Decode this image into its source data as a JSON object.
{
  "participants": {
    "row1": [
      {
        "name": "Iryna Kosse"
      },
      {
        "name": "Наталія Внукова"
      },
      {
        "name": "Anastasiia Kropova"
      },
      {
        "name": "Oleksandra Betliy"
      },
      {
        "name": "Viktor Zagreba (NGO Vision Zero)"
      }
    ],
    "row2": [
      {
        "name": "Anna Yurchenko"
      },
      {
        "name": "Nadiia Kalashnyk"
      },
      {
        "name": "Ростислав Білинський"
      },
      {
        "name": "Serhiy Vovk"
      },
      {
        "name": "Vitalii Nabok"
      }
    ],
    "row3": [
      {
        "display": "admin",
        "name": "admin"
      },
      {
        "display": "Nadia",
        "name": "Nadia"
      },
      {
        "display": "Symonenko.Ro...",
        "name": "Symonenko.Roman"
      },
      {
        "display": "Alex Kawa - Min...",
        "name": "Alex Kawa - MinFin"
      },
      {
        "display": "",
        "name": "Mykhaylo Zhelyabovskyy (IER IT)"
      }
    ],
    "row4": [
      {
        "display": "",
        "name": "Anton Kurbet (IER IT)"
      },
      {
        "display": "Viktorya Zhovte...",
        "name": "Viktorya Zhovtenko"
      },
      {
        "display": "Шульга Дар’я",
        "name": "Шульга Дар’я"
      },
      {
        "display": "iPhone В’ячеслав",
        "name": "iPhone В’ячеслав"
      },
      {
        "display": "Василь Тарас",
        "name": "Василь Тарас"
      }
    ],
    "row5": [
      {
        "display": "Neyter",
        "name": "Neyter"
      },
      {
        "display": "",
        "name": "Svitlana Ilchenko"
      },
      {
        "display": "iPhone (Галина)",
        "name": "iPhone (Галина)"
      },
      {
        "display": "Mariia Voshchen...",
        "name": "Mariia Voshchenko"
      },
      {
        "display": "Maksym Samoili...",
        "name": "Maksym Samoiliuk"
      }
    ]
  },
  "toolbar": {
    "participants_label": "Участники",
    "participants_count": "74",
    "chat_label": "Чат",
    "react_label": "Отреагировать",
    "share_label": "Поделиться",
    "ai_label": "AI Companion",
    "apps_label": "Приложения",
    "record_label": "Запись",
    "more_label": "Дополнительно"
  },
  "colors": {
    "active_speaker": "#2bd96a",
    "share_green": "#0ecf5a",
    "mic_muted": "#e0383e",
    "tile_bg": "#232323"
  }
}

*WRITTEN INSTRUCTION*
Your task is to reproduce all of the records exactly.

*WRITTEN ANSWER*
Decode this image into its source data as a JSON object.
{
  "participants": {
    "row1": [
      {
        "name": "Iryna Kosse"
      },
      {
        "name": "Наталія Внукова"
      },
      {
        "name": "Anastasiia Kropova"
      },
      {
        "name": "Oleksandra Betliy"
      },
      {
        "name": "Viktor Zagreba (NGO Vision Zero)"
      }
    ],
    "row2": [
      {
        "name": "Anna Yurchenko"
      },
      {
        "name": "Nadiia Kalashnyk"
      },
      {
        "name": "Ростислав Білинський"
      },
      {
        "name": "Serhiy Vovk"
      },
      {
        "name": "Vitalii Nabok"
      }
    ],
    "row3": [
      {
        "display": "admin",
        "name": "admin"
      },
      {
        "display": "Nadia",
        "name": "Nadia"
      },
      {
        "display": "Symonenko.Ro...",
        "name": "Symonenko.Roman"
      },
      {
        "display": "Alex Kawa - Min...",
        "name": "Alex Kawa - MinFin"
      },
      {
        "display": "",
        "name": "Mykhaylo Zhelyabovskyy (IER IT)"
      }
    ],
    "row4": [
      {
        "display": "",
        "name": "Anton Kurbet (IER IT)"
      },
      {
        "display": "Viktorya Zhovte...",
        "name": "Viktorya Zhovtenko"
      },
      {
        "display": "Шульга Дар’я",
        "name": "Шульга Дар’я"
      },
      {
        "display": "iPhone В’ячеслав",
        "name": "iPhone В’ячеслав"
      },
      {
        "display": "Василь Тарас",
        "name": "Василь Тарас"
      }
    ],
    "row5": [
      {
        "display": "Neyter",
        "name": "Neyter"
      },
      {
        "display": "",
        "name": "Svitlana Ilchenko"
      },
      {
        "display": "iPhone (Галина)",
        "name": "iPhone (Галина)"
      },
      {
        "display": "Mariia Voshchen...",
        "name": "Mariia Voshchenko"
      },
      {
        "display": "Maksym Samoili...",
        "name": "Maksym Samoiliuk"
      }
    ]
  },
  "toolbar": {
    "participants_label": "Участники",
    "participants_count": "74",
    "chat_label": "Чат",
    "react_label": "Отреагировать",
    "share_label": "Поделиться",
    "ai_label": "AI Companion",
    "apps_label": "Приложения",
    "record_label": "Запись",
    "more_label": "Дополнительно"
  },
  "colors": {
    "active_speaker": "#2bd96a",
    "share_green": "#0ecf5a",
    "mic_muted": "#e0383e",
    "tile_bg": "#232323"
  }
}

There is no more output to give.